◆ Written request ◆
Gather up the lines with the word "legend" in them.

═══ Task data ═══

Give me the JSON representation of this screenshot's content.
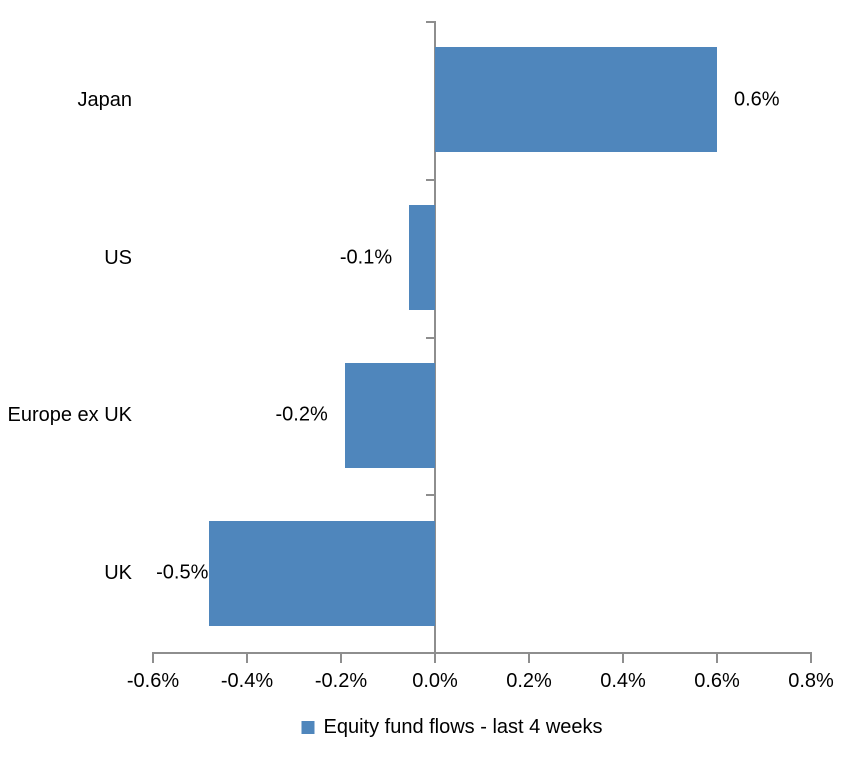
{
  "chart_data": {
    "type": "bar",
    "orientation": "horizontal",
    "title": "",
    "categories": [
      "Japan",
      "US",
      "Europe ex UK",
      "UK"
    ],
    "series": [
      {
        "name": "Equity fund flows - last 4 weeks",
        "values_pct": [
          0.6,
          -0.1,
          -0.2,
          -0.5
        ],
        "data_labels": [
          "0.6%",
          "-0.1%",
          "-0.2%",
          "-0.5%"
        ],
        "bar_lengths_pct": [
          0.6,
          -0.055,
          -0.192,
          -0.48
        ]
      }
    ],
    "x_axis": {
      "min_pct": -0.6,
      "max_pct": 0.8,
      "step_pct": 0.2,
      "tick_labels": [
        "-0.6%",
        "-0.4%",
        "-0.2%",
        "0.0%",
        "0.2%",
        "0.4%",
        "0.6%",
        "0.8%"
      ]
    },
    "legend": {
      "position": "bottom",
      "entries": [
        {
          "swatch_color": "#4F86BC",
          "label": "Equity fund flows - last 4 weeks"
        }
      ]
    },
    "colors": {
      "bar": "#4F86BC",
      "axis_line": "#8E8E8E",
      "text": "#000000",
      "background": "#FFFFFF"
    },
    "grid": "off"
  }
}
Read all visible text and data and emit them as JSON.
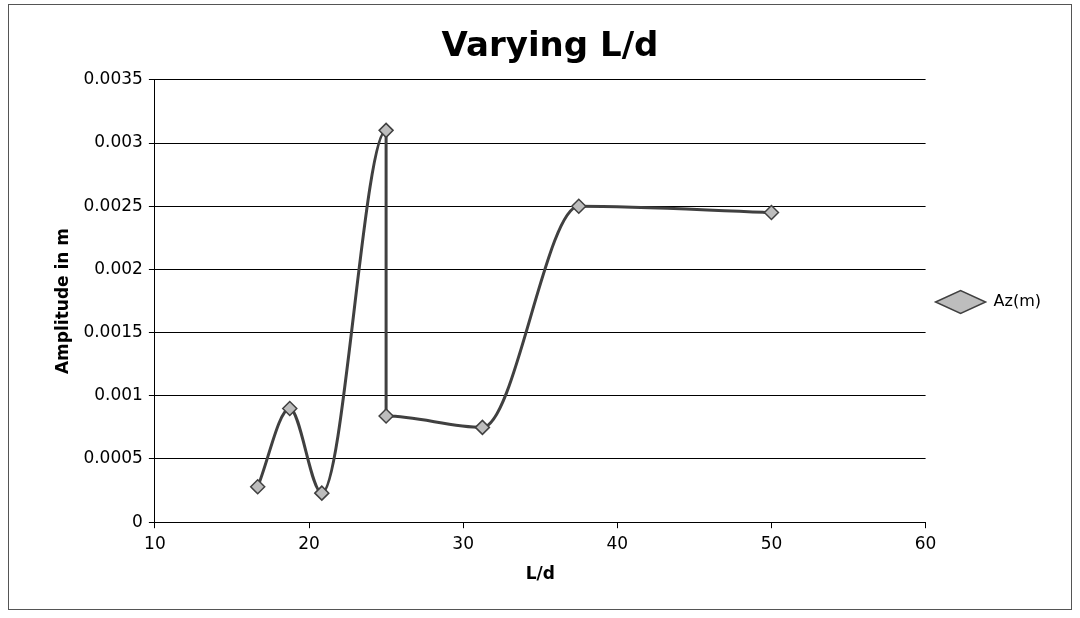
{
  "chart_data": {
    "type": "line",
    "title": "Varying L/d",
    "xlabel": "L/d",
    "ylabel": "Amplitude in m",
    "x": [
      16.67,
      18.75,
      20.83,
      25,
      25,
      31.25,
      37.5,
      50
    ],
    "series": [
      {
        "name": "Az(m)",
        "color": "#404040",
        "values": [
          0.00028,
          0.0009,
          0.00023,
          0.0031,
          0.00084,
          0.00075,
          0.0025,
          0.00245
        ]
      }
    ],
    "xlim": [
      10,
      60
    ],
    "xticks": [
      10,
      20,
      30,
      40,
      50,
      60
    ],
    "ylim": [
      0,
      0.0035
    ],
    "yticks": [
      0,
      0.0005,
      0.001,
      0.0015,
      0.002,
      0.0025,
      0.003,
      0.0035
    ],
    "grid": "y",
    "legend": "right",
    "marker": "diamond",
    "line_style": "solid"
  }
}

═══
═══ Task data ═══

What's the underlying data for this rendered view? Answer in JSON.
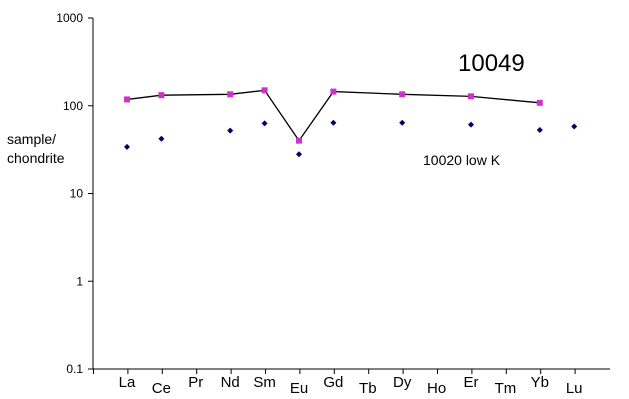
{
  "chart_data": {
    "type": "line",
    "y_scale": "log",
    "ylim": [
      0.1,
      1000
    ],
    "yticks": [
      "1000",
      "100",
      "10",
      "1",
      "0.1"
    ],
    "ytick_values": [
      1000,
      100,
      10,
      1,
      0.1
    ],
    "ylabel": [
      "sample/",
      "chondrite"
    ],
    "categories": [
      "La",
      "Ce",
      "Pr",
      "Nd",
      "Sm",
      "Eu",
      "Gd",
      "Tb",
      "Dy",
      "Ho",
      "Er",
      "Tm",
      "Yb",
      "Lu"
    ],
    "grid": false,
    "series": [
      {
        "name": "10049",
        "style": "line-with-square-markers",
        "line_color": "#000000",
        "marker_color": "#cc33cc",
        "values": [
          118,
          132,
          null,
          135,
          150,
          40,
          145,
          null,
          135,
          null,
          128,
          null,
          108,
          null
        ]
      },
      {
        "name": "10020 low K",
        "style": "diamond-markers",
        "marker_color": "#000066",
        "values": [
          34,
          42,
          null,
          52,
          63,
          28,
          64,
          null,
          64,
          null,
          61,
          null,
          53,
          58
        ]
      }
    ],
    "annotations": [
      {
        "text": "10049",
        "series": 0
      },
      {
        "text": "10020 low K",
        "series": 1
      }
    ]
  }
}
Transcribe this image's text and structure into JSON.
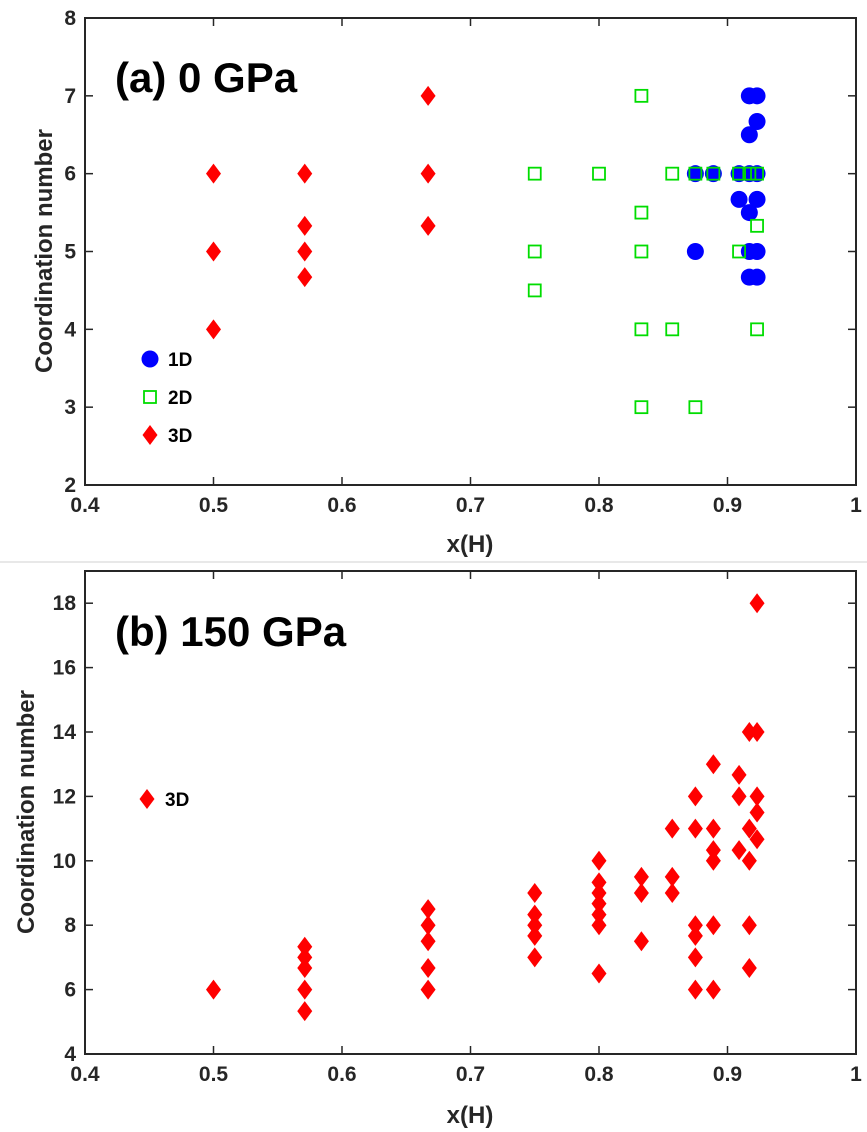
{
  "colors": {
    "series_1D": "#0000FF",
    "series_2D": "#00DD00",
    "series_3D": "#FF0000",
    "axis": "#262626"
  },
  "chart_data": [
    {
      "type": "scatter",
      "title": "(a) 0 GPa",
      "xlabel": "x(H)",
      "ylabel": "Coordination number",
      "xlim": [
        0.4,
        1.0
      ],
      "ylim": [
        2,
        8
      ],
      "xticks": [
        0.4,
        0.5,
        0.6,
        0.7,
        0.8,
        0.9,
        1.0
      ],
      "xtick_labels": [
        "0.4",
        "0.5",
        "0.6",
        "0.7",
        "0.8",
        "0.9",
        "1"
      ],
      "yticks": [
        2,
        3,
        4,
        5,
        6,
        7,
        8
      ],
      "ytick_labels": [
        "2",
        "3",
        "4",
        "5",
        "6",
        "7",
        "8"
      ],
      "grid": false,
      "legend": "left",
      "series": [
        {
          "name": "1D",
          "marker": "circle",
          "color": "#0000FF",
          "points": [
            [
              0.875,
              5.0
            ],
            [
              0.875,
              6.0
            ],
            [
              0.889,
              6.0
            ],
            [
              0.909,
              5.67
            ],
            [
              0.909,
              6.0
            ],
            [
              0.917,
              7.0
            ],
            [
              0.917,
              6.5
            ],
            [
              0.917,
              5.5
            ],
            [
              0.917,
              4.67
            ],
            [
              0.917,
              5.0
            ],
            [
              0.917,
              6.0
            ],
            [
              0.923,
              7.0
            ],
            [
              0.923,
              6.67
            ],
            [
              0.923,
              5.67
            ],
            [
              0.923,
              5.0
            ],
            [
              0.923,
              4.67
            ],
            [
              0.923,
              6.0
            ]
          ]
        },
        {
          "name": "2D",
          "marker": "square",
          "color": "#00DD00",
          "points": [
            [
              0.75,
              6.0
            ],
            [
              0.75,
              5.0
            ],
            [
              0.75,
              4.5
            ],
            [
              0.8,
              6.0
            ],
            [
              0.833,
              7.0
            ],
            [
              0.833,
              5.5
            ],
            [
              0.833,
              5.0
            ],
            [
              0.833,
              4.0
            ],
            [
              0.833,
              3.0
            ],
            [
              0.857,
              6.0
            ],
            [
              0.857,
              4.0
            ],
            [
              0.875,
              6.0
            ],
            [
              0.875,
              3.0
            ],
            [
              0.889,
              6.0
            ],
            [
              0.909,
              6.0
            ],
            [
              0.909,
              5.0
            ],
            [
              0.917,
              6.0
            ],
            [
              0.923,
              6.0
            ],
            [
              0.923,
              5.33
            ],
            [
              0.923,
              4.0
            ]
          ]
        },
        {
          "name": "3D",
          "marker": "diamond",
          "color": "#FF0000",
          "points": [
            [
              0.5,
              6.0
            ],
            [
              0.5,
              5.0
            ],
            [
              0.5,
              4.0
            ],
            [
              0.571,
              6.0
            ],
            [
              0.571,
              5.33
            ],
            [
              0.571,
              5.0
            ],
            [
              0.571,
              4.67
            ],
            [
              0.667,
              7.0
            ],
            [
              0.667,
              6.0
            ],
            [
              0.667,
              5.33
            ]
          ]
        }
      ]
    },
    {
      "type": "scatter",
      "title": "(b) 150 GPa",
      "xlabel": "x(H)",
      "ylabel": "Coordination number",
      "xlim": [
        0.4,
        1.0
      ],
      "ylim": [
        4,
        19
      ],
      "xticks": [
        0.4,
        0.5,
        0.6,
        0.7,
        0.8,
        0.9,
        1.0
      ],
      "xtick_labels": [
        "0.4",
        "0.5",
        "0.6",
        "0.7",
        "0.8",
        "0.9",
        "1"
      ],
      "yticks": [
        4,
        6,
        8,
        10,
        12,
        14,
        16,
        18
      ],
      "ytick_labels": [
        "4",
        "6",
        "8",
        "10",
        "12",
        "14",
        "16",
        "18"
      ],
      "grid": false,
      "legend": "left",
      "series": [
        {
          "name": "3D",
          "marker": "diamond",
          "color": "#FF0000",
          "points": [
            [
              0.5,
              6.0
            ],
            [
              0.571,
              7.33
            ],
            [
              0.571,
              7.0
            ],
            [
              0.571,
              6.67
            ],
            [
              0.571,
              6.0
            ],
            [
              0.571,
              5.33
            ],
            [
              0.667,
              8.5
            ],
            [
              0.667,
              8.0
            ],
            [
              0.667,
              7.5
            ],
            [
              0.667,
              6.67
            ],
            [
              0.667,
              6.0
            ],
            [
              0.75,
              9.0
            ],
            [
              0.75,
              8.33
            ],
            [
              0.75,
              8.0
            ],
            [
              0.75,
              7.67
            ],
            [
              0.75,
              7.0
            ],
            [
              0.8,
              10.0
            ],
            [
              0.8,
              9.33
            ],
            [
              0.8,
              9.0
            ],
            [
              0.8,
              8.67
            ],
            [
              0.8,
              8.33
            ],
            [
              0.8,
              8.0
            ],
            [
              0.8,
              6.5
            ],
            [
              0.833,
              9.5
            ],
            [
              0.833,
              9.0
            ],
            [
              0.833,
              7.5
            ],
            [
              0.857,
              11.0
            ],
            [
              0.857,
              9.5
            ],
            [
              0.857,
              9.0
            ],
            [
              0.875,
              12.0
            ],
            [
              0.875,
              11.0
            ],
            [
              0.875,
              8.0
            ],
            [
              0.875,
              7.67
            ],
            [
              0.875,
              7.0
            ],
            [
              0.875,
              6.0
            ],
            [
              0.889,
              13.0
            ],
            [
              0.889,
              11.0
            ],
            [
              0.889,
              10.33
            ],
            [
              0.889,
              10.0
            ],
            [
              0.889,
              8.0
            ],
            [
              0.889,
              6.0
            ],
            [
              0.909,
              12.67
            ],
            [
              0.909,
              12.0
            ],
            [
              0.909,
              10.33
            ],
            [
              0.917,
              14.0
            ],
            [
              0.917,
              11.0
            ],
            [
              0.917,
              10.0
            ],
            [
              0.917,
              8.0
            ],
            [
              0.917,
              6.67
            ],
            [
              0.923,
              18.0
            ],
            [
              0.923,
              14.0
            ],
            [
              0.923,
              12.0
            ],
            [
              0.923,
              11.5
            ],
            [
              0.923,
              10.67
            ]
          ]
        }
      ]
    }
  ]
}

═══

◆ Answer to the problem ◆
    "legend": {
    "legend": "right",
      "legend": "left",
      "legend": "left",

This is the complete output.